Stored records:
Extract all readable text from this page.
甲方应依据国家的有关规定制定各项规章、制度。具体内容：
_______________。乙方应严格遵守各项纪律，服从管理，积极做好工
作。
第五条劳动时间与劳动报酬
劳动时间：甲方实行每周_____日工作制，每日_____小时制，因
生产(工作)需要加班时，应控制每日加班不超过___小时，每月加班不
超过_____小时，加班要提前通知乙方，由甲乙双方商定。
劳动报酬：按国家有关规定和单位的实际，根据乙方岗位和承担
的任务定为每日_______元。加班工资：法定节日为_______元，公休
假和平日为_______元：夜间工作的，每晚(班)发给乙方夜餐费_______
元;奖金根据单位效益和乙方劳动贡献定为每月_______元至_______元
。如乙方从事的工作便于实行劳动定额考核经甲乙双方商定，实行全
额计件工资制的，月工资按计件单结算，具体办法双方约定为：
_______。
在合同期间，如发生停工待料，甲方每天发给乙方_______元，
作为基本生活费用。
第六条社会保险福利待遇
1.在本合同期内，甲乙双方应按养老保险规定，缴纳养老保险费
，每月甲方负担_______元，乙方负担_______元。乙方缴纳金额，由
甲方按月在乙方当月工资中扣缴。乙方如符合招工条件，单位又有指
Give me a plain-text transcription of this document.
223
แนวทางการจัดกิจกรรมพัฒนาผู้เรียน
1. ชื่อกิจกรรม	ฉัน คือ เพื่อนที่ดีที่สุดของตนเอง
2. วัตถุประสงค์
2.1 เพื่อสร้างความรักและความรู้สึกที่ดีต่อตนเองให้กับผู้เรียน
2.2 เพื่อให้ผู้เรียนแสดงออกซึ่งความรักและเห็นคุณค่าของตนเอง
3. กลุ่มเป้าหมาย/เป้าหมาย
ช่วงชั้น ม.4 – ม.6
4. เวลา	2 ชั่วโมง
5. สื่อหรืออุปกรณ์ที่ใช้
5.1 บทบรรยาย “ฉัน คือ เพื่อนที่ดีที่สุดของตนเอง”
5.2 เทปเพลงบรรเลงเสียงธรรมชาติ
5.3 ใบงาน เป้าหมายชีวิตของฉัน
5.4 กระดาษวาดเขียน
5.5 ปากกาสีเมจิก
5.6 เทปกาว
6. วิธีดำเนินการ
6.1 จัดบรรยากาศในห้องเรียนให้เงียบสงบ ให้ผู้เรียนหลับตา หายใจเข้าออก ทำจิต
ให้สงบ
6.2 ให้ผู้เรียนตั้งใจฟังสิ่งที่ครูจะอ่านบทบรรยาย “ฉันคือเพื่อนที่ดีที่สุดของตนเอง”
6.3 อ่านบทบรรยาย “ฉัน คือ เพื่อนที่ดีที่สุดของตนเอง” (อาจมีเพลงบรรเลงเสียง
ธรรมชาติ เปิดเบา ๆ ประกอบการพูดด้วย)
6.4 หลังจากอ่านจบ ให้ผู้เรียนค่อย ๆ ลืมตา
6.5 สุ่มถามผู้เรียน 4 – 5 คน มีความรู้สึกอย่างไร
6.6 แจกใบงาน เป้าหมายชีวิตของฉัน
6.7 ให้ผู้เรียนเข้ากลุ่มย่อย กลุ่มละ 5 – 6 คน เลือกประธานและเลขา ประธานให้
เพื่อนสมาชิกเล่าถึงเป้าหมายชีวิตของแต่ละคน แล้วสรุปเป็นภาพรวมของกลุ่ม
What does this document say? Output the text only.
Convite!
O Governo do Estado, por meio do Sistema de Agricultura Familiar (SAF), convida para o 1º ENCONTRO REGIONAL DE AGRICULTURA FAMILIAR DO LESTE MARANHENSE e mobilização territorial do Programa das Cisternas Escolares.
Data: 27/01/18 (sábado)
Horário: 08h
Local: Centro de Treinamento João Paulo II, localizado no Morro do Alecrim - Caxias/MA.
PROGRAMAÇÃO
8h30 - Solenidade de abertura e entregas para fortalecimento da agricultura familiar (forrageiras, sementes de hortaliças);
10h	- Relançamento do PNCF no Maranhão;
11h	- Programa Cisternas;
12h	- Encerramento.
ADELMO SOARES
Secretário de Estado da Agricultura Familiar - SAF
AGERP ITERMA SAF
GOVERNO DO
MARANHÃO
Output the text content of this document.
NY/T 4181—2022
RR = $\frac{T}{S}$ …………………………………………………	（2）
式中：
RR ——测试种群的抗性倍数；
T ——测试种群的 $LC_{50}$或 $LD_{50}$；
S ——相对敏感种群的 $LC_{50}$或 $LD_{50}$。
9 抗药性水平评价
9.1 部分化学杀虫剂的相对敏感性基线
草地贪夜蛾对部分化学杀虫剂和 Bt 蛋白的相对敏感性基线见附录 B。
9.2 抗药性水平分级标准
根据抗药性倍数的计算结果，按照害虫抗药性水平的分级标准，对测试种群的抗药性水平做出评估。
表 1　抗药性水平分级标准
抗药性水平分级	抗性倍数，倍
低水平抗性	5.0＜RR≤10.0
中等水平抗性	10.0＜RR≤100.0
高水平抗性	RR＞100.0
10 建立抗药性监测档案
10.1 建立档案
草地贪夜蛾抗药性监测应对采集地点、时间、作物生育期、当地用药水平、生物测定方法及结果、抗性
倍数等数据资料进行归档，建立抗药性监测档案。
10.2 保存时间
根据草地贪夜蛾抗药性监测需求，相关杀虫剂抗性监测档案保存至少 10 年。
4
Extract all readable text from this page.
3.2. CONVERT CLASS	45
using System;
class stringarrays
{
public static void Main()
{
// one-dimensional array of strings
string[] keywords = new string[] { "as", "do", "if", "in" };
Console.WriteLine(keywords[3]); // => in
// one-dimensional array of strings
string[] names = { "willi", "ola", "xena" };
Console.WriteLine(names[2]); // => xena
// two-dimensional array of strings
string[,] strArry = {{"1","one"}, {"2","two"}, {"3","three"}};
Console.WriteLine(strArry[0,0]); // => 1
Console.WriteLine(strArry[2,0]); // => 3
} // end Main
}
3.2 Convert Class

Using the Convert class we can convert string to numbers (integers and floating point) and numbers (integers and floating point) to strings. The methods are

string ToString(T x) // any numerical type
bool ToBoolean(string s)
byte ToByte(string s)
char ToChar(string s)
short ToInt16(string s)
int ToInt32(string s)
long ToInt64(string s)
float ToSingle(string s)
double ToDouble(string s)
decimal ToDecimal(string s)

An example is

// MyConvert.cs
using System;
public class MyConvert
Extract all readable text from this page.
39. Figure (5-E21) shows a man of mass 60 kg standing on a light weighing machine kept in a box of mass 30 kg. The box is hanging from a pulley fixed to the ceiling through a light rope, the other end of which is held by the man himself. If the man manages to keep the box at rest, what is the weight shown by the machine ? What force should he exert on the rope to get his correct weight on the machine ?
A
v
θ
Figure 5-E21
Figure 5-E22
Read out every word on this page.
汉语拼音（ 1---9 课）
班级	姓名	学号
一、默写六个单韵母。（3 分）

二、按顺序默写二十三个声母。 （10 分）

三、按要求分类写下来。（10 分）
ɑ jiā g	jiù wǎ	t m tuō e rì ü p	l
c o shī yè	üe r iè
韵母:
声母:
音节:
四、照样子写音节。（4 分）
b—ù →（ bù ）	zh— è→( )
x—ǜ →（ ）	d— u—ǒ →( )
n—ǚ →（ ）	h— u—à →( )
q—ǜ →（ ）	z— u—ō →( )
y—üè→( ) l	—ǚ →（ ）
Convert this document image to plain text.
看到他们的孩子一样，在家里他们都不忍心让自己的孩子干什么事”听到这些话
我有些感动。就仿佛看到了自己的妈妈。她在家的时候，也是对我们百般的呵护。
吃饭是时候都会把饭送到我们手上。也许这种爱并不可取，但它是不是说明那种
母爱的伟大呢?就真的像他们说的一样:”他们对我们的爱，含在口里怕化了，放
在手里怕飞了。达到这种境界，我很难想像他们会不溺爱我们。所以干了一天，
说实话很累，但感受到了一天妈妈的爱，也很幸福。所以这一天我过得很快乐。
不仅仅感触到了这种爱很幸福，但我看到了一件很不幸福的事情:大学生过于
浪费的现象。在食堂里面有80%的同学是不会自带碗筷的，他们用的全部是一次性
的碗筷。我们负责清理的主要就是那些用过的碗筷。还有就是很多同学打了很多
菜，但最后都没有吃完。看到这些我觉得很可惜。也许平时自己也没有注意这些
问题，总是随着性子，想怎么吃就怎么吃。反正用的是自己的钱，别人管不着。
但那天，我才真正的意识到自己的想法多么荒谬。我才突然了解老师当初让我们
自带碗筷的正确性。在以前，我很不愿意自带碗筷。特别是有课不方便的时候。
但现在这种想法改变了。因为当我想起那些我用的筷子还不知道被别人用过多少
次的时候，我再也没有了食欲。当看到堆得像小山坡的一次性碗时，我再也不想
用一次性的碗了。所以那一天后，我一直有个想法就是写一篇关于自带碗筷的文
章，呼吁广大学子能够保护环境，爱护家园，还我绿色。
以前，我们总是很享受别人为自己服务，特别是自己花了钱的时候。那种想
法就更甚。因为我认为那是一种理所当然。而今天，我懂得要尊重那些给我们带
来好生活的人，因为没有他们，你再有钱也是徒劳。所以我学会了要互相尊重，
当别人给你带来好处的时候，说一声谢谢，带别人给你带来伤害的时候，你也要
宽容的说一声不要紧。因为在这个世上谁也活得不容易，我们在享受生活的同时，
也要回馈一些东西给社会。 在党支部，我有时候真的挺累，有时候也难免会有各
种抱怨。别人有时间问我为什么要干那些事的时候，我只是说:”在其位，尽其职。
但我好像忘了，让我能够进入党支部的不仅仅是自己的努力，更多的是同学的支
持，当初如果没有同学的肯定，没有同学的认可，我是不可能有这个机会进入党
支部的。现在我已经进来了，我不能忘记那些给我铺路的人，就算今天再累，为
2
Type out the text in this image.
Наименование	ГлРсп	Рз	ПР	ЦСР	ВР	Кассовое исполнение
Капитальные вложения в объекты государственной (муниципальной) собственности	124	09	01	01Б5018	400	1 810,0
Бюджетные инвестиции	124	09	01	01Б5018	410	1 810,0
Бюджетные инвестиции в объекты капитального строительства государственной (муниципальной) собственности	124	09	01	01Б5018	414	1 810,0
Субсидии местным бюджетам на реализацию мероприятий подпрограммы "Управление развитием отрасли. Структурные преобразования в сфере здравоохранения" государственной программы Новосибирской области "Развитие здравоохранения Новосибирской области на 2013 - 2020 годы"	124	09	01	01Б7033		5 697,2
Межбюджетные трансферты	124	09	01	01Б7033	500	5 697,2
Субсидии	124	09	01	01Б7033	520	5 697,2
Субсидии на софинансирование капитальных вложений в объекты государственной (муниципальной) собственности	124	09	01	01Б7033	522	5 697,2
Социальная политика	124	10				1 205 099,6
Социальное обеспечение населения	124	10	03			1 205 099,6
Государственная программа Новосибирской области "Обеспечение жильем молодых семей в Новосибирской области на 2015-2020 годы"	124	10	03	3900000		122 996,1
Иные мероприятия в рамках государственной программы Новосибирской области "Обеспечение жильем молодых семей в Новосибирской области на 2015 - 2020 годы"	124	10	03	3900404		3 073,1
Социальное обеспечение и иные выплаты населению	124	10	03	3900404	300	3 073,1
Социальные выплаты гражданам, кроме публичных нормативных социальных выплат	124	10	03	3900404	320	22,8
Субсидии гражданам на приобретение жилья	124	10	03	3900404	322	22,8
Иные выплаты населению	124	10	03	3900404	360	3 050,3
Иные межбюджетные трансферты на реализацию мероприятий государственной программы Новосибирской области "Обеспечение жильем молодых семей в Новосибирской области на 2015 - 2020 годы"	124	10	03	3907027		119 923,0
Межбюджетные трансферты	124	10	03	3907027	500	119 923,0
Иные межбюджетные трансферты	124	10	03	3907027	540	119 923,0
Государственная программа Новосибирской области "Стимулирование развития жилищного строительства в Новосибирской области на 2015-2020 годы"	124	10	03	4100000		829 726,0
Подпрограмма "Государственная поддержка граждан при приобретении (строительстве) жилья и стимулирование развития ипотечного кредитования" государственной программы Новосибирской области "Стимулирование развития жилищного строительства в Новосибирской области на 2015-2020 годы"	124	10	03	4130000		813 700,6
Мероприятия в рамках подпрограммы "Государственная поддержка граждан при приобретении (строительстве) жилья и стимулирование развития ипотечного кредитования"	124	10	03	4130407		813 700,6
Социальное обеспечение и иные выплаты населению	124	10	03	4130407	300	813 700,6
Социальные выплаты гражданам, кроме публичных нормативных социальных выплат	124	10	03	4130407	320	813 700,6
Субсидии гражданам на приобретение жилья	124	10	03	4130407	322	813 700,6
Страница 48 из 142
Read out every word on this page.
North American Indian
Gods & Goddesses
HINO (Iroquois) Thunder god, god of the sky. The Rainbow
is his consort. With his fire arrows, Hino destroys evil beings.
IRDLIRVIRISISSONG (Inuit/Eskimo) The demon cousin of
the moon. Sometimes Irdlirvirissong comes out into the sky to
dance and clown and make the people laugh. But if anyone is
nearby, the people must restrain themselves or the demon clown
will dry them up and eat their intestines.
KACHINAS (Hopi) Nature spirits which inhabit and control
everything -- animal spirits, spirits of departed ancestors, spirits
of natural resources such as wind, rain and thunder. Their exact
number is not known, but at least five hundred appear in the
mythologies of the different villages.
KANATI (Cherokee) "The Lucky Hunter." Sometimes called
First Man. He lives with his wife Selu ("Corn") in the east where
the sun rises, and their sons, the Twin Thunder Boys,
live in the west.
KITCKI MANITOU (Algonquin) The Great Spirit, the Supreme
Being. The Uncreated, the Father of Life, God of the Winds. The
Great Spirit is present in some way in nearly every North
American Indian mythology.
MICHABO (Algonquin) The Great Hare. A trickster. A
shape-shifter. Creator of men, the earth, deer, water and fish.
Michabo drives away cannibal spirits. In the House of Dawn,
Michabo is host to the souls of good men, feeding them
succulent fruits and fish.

*SHORT EXERCISE:* State how many lines in the records above contain the word "Great", giving only the number.

*WORKED ANSWER:* 3